» **To do**: Omit every picture and output the rest of the records exactly as they are.

* * * *

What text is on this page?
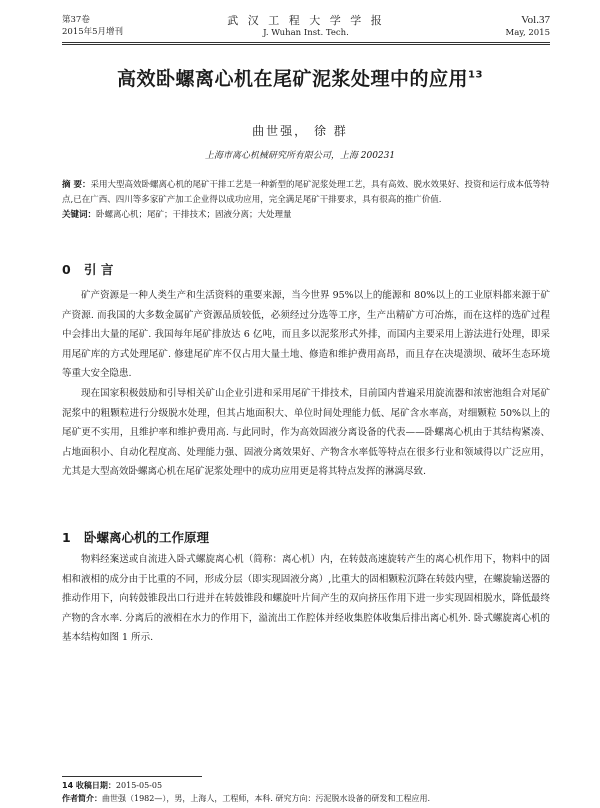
第37卷
2015年5月增刊
武 汉 工 程 大 学 学 报
J. Wuhan Inst. Tech.
Vol.37
May, 2015
高效卧螺离心机在尾矿泥浆处理中的应用$^{13}$
曲世强， 徐 群
上海市离心机械研究所有限公司，上海 200231
摘 要：采用大型高效卧螺离心机的尾矿干排工艺是一种新型的尾矿泥浆处理工艺，具有高效、脱水效果好、投资和运行成本低等特点,已在广西、四川等多家矿产加工企业得以成功应用，完全满足尾矿干排要求，具有很高的推广价值.
关键词：卧螺离心机；尾矿；干排技术；固液分离；大处理量
0 引 言

矿产资源是一种人类生产和生活资料的重要来源，当今世界 95%以上的能源和 80%以上的工业原料都来源于矿产资源. 而我国的大多数金属矿产资源品质较低，必须经过分选等工序，生产出精矿方可冶炼，而在这样的选矿过程中会排出大量的尾矿. 我国每年尾矿排放达 6 亿吨，而且多以泥浆形式外排，而国内主要采用上游法进行处理，即采用尾矿库的方式处理尾矿. 修建尾矿库不仅占用大量土地、修造和维护费用高昂，而且存在决堤溃坝、破坏生态环境等重大安全隐患.

现在国家积极鼓励和引导相关矿山企业引进和采用尾矿干排技术，目前国内普遍采用旋流器和浓密池组合对尾矿泥浆中的粗颗粒进行分级脱水处理，但其占地面积大、单位时间处理能力低、尾矿含水率高，对细颗粒 50%以上的尾矿更不实用，且维护率和维护费用高. 与此同时，作为高效固液分离设备的代表——卧螺离心机由于其结构紧凑、占地面积小、自动化程度高、处理能力强、固液分离效果好、产物含水率低等特点在很多行业和领域得以广泛应用，尤其是大型高效卧螺离心机在尾矿泥浆处理中的成功应用更是将其特点发挥的淋漓尽致.

1 卧螺离心机的工作原理

物料经案送或自流进入卧式螺旋离心机（简称：离心机）内，在转鼓高速旋转产生的离心机作用下，物料中的固相和液相的成分由于比重的不同，形成分层（即实现固液分离）,比重大的固相颗粒沉降在转鼓内壁，在螺旋输送器的推动作用下，向转鼓锥段出口行进并在转鼓锥段和螺旋叶片间产生的双向挤压作用下进一步实现固相脱水，降低最终产物的含水率. 分离后的液相在水力的作用下，溢流出工作腔体并经收集腔体收集后排出离心机外. 卧式螺旋离心机的基本结构如图 1 所示.

14 收稿日期：2015-05-05
作者简介：曲世强（1982—），男，上海人，工程师，本科. 研究方向：污泥脱水设备的研发和工程应用.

* * * *

» **Solution for this problem**:
What text is on this page?
第37卷
2015年5月增刊
武 汉 工 程 大 学 学 报
J. Wuhan Inst. Tech.
Vol.37
May, 2015
高效卧螺离心机在尾矿泥浆处理中的应用$^{13}$
曲世强， 徐 群
上海市离心机械研究所有限公司，上海 200231
摘 要：采用大型高效卧螺离心机的尾矿干排工艺是一种新型的尾矿泥浆处理工艺，具有高效、脱水效果好、投资和运行成本低等特点,已在广西、四川等多家矿产加工企业得以成功应用，完全满足尾矿干排要求，具有很高的推广价值.
关键词：卧螺离心机；尾矿；干排技术；固液分离；大处理量
0 引 言

矿产资源是一种人类生产和生活资料的重要来源，当今世界 95%以上的能源和 80%以上的工业原料都来源于矿产资源. 而我国的大多数金属矿产资源品质较低，必须经过分选等工序，生产出精矿方可冶炼，而在这样的选矿过程中会排出大量的尾矿. 我国每年尾矿排放达 6 亿吨，而且多以泥浆形式外排，而国内主要采用上游法进行处理，即采用尾矿库的方式处理尾矿. 修建尾矿库不仅占用大量土地、修造和维护费用高昂，而且存在决堤溃坝、破坏生态环境等重大安全隐患.

现在国家积极鼓励和引导相关矿山企业引进和采用尾矿干排技术，目前国内普遍采用旋流器和浓密池组合对尾矿泥浆中的粗颗粒进行分级脱水处理，但其占地面积大、单位时间处理能力低、尾矿含水率高，对细颗粒 50%以上的尾矿更不实用，且维护率和维护费用高. 与此同时，作为高效固液分离设备的代表——卧螺离心机由于其结构紧凑、占地面积小、自动化程度高、处理能力强、固液分离效果好、产物含水率低等特点在很多行业和领域得以广泛应用，尤其是大型高效卧螺离心机在尾矿泥浆处理中的成功应用更是将其特点发挥的淋漓尽致.

1 卧螺离心机的工作原理

物料经案送或自流进入卧式螺旋离心机（简称：离心机）内，在转鼓高速旋转产生的离心机作用下，物料中的固相和液相的成分由于比重的不同，形成分层（即实现固液分离）,比重大的固相颗粒沉降在转鼓内壁，在螺旋输送器的推动作用下，向转鼓锥段出口行进并在转鼓锥段和螺旋叶片间产生的双向挤压作用下进一步实现固相脱水，降低最终产物的含水率. 分离后的液相在水力的作用下，溢流出工作腔体并经收集腔体收集后排出离心机外. 卧式螺旋离心机的基本结构如图 1 所示.

14 收稿日期：2015-05-05
作者简介：曲世强（1982—），男，上海人，工程师，本科. 研究方向：污泥脱水设备的研发和工程应用.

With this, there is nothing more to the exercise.